▶ _WHAT THE TASK ASKS_:
Which lines below hold the word "Conducted"? Copy all of them.

►

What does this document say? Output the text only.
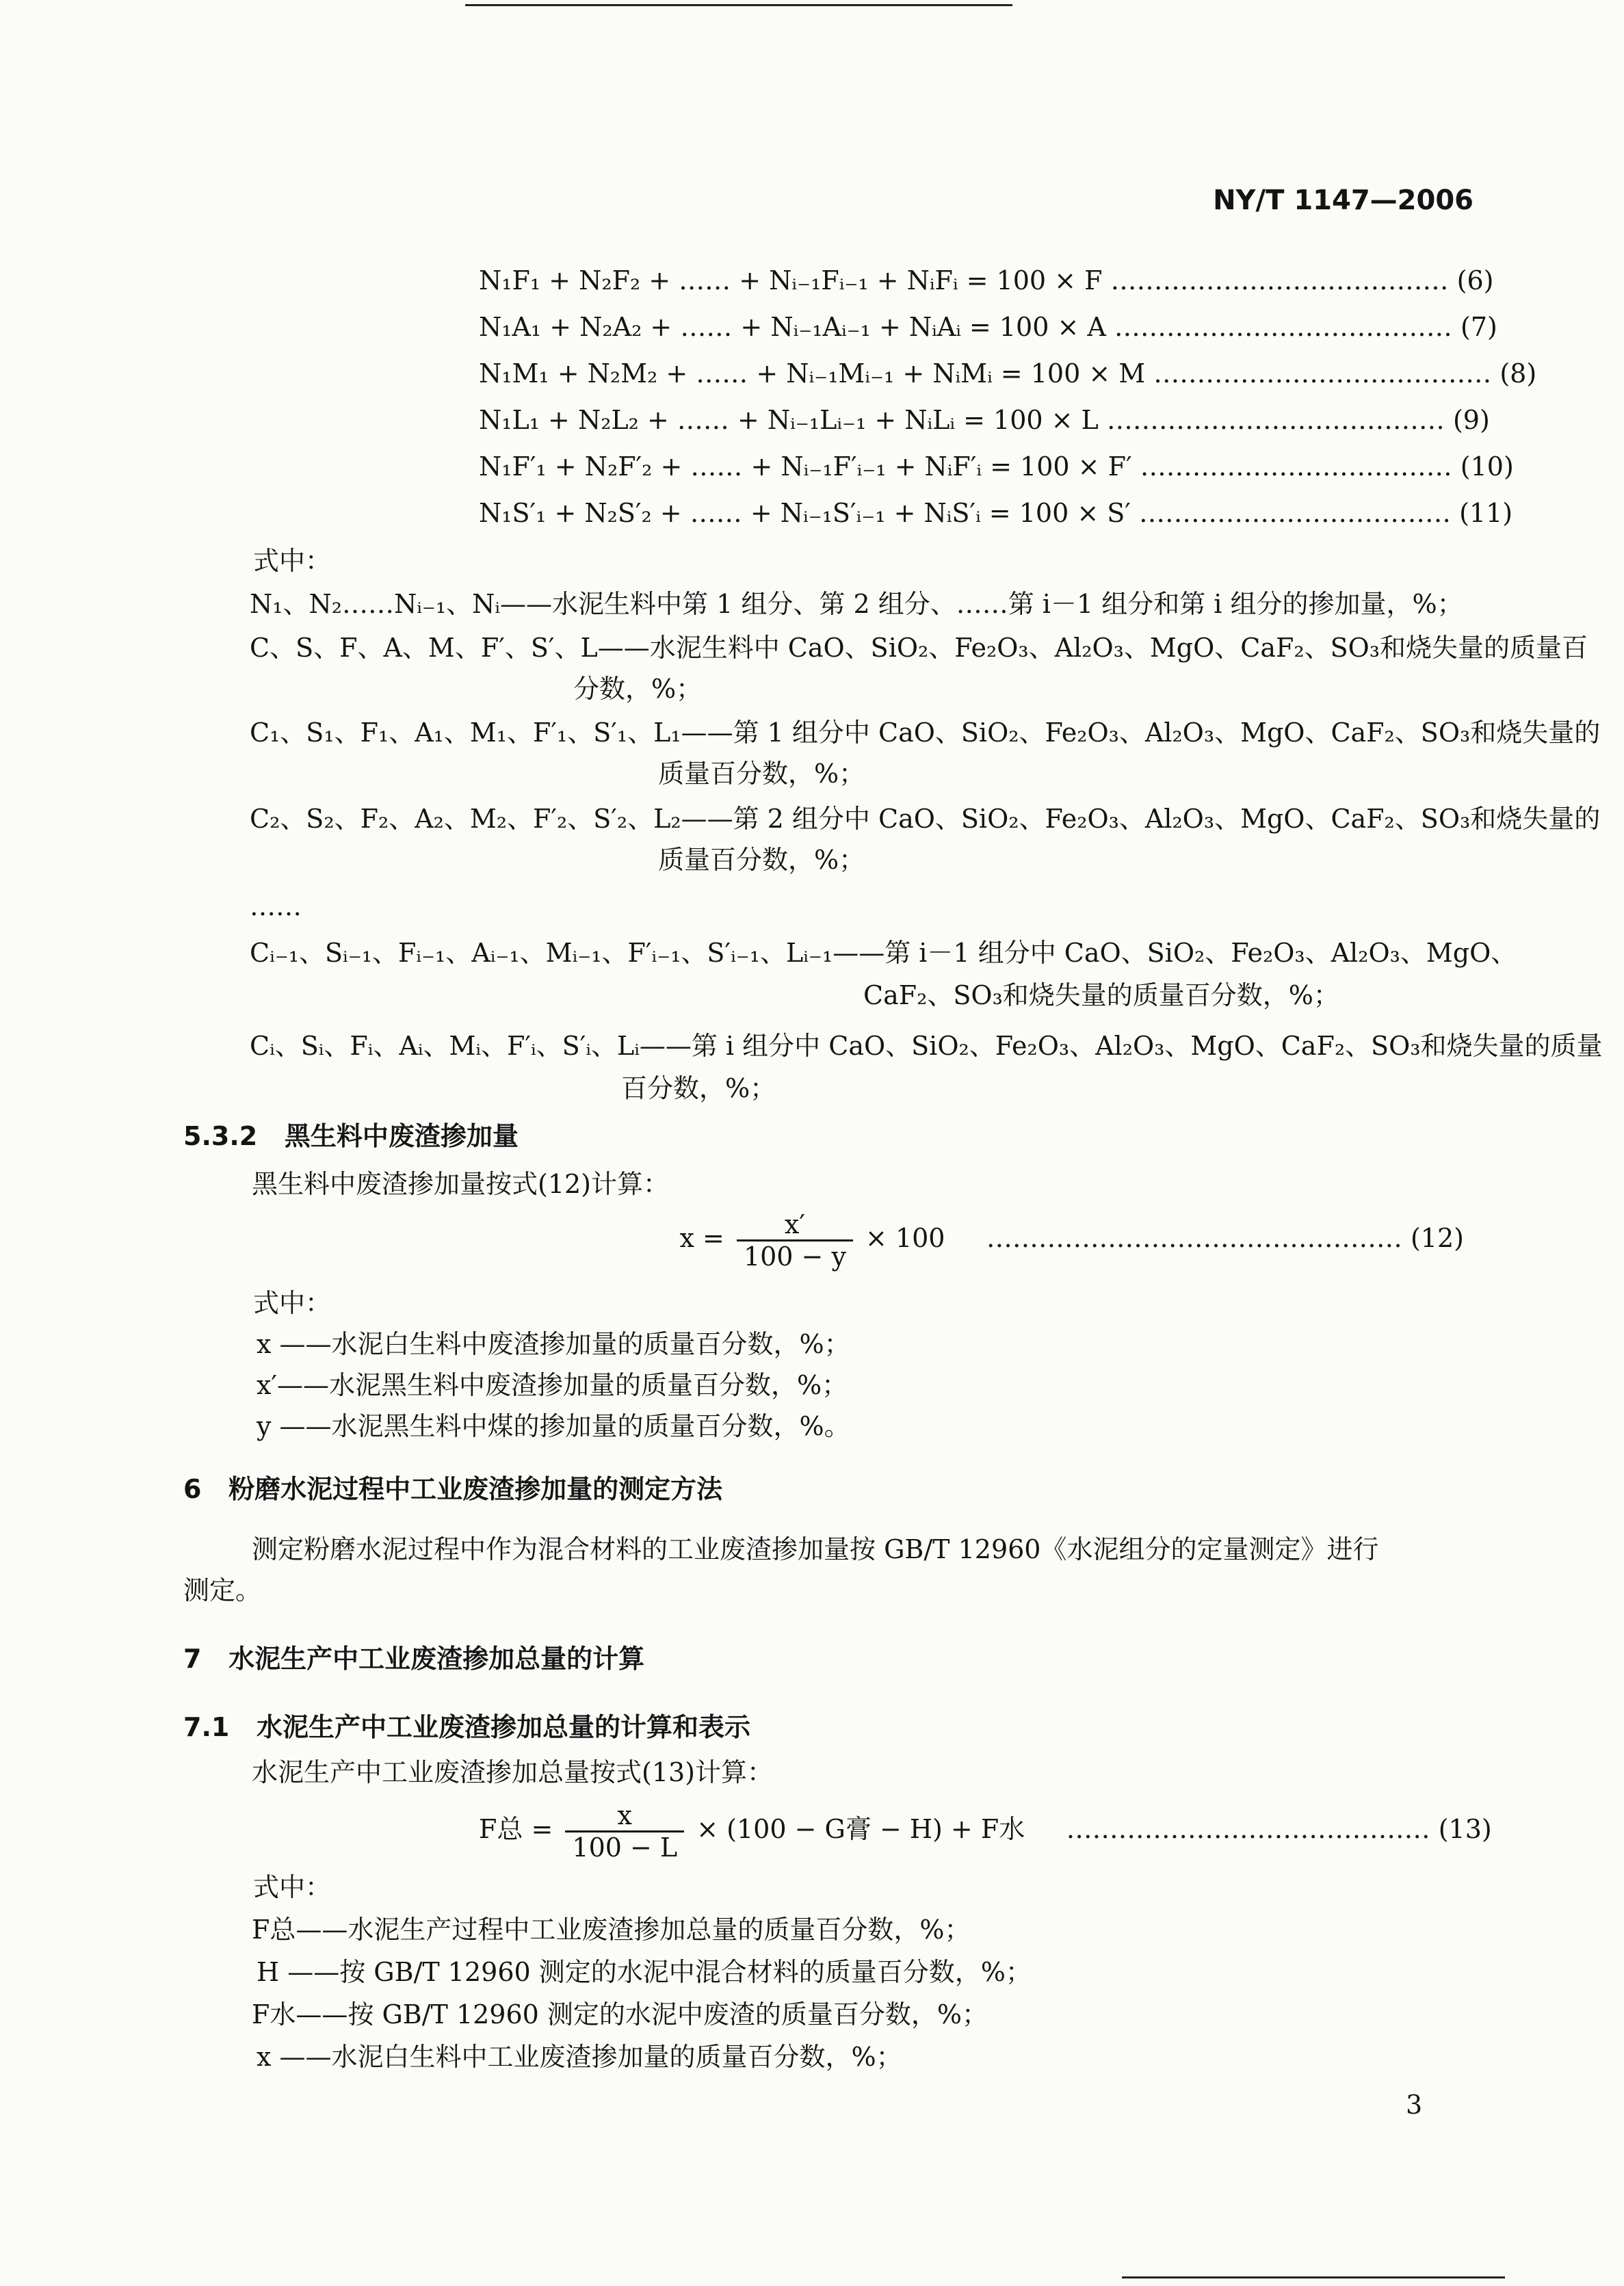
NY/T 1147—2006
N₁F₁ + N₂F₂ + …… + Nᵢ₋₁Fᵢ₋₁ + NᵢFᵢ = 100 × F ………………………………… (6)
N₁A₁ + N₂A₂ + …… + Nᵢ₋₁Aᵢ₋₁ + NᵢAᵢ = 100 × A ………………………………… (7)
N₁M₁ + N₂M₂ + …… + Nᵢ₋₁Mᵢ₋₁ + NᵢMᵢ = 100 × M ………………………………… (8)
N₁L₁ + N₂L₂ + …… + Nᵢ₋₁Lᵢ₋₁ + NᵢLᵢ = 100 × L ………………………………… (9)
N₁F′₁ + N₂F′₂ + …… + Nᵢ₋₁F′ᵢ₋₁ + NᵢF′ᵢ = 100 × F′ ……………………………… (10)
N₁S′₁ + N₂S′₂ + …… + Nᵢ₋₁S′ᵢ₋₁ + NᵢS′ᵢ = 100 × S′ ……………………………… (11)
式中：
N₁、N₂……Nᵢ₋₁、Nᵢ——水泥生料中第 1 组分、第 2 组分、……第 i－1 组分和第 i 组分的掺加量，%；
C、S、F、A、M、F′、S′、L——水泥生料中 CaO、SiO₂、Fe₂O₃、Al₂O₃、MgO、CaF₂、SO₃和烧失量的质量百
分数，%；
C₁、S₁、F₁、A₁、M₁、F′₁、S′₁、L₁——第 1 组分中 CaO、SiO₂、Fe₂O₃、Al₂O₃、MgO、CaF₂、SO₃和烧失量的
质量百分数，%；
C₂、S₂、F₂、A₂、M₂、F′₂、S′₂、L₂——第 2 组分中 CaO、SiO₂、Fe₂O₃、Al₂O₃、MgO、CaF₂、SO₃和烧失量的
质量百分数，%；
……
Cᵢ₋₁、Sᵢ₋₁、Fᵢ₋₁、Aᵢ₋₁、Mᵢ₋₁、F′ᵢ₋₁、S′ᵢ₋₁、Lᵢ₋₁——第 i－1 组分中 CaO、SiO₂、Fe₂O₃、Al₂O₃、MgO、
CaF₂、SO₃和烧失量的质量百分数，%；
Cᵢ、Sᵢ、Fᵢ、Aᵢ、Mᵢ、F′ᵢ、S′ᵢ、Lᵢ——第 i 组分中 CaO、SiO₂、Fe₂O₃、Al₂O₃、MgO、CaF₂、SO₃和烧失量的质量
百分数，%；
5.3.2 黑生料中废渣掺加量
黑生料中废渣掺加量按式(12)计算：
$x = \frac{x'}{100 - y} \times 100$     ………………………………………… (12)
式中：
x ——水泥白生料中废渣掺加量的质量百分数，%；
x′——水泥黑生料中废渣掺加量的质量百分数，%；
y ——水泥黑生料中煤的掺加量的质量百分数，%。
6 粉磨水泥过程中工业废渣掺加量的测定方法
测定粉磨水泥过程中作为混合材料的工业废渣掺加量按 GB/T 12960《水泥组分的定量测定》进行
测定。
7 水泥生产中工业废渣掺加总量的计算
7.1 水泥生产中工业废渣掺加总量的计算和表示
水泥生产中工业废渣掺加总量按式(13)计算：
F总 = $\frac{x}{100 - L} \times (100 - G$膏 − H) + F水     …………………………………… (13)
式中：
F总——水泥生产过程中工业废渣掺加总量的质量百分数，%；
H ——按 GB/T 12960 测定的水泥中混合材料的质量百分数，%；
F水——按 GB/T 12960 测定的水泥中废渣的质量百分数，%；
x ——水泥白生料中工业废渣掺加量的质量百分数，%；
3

◄
►

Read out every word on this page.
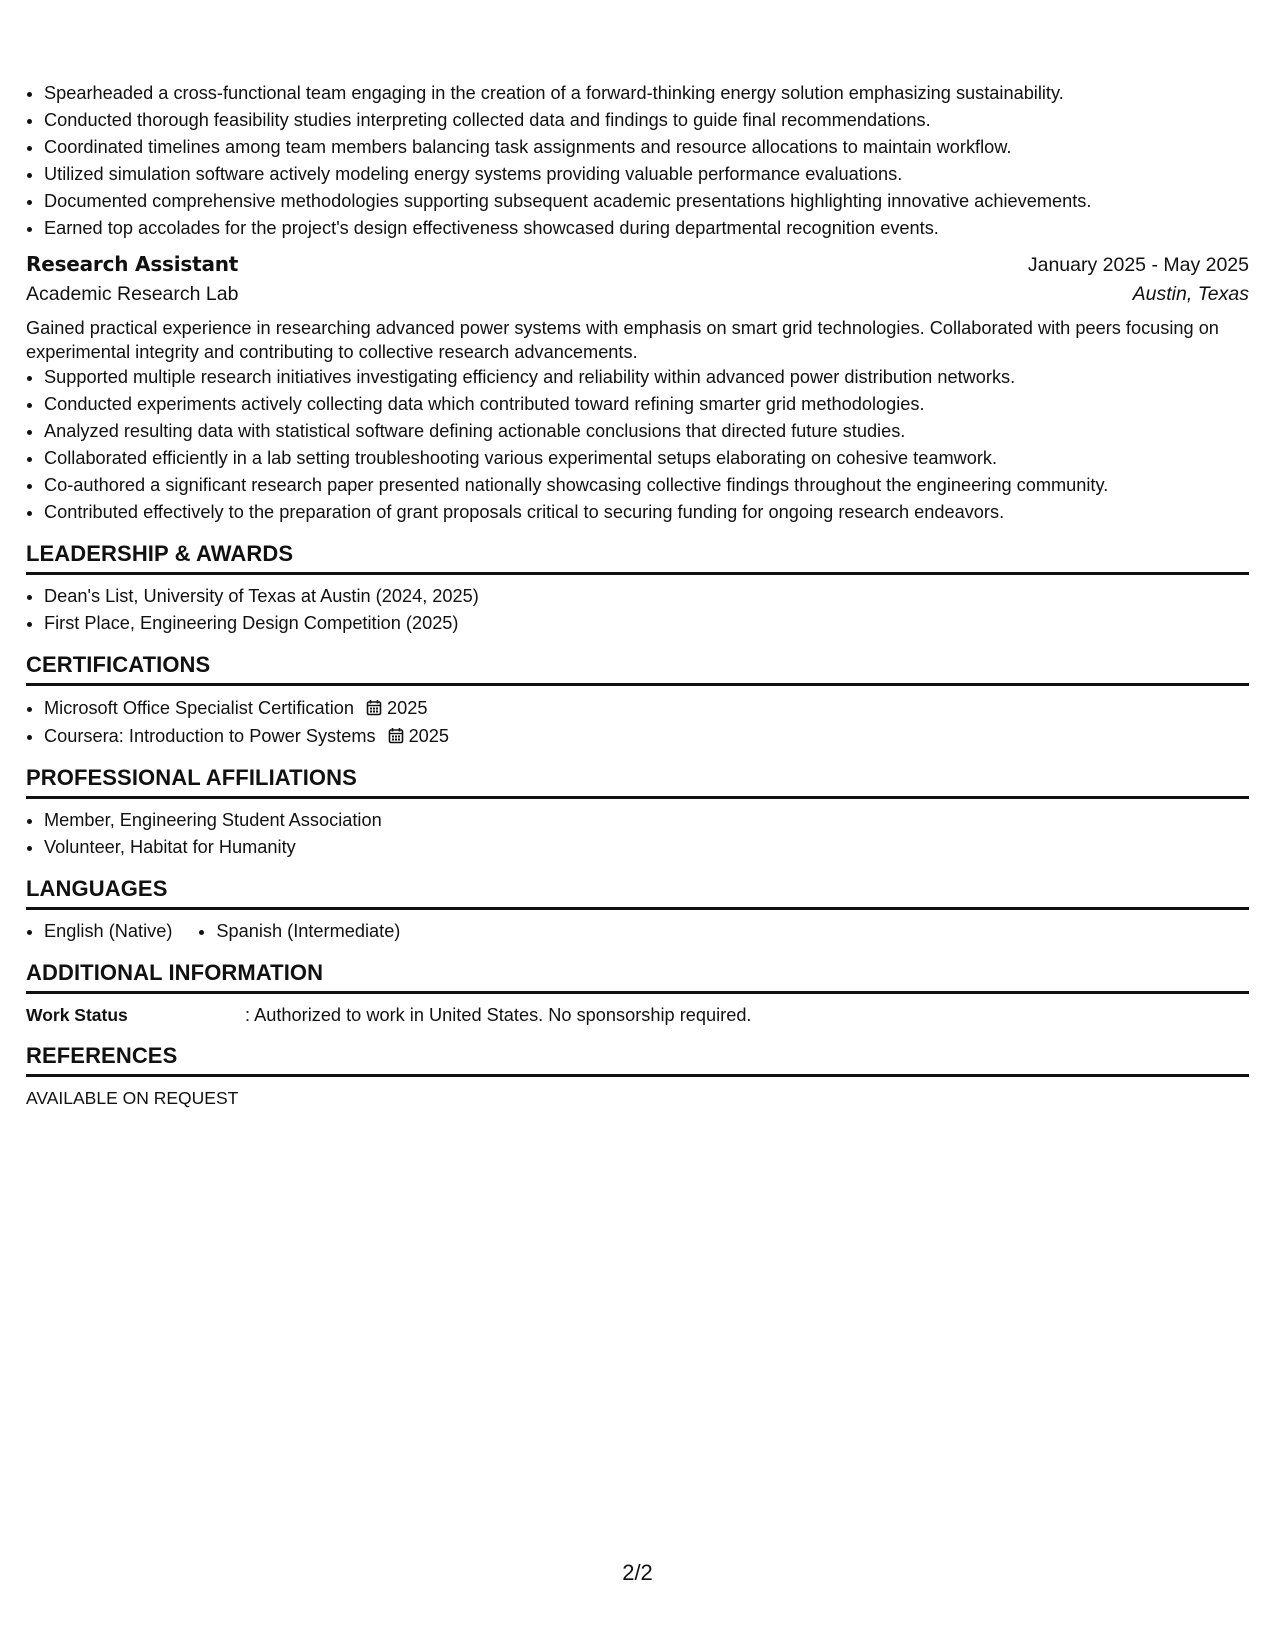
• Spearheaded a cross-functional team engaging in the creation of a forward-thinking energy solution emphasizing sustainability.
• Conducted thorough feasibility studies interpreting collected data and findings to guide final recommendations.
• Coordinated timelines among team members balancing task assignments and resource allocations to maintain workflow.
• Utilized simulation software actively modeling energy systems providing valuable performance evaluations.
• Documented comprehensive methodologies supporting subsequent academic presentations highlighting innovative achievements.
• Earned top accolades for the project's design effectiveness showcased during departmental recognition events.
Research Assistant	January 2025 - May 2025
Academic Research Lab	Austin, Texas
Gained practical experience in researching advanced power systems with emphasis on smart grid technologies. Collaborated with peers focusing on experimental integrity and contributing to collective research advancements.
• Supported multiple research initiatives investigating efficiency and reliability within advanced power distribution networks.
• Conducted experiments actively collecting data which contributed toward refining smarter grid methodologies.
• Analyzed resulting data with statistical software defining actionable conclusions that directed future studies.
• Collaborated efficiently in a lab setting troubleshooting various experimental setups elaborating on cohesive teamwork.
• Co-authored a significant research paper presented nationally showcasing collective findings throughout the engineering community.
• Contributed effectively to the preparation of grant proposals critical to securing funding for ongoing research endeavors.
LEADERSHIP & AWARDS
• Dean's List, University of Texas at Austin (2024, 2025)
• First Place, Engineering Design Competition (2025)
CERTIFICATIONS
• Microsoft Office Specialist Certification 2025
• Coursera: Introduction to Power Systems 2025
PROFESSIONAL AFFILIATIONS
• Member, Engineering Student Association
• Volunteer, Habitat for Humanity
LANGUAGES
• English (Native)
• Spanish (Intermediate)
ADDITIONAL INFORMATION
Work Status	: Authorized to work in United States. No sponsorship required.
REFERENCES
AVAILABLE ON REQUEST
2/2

◄

▶ _EXERCISE SOLUTION_:
• Conducted thorough feasibility studies interpreting collected data and findings to guide final recommendations.
• Conducted experiments actively collecting data which contributed toward refining smarter grid methodologies.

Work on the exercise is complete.